| Task requirements |
Print the entries in full, word for word, but not the pictures.

| Collected data entries |
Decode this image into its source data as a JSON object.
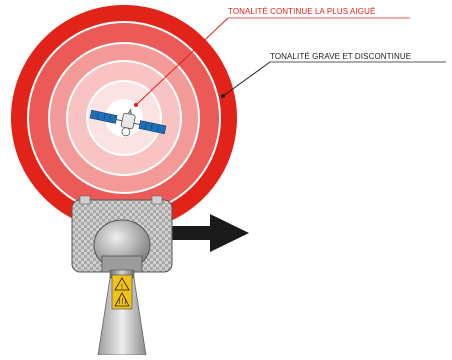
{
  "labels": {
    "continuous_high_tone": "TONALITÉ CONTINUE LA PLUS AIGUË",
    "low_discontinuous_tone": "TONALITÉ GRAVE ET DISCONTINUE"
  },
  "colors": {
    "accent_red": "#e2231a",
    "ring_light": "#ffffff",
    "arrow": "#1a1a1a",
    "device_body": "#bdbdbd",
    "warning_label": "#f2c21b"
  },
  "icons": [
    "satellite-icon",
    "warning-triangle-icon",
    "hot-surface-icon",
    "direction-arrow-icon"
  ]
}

| Task result |
Decode this image into its source data as a JSON object.
{
  "labels": {
    "continuous_high_tone": "TONALITÉ CONTINUE LA PLUS AIGUË",
    "low_discontinuous_tone": "TONALITÉ GRAVE ET DISCONTINUE"
  },
  "colors": {
    "accent_red": "#e2231a",
    "ring_light": "#ffffff",
    "arrow": "#1a1a1a",
    "device_body": "#bdbdbd",
    "warning_label": "#f2c21b"
  },
  "icons": [
    "satellite-icon",
    "warning-triangle-icon",
    "hot-surface-icon",
    "direction-arrow-icon"
  ]
}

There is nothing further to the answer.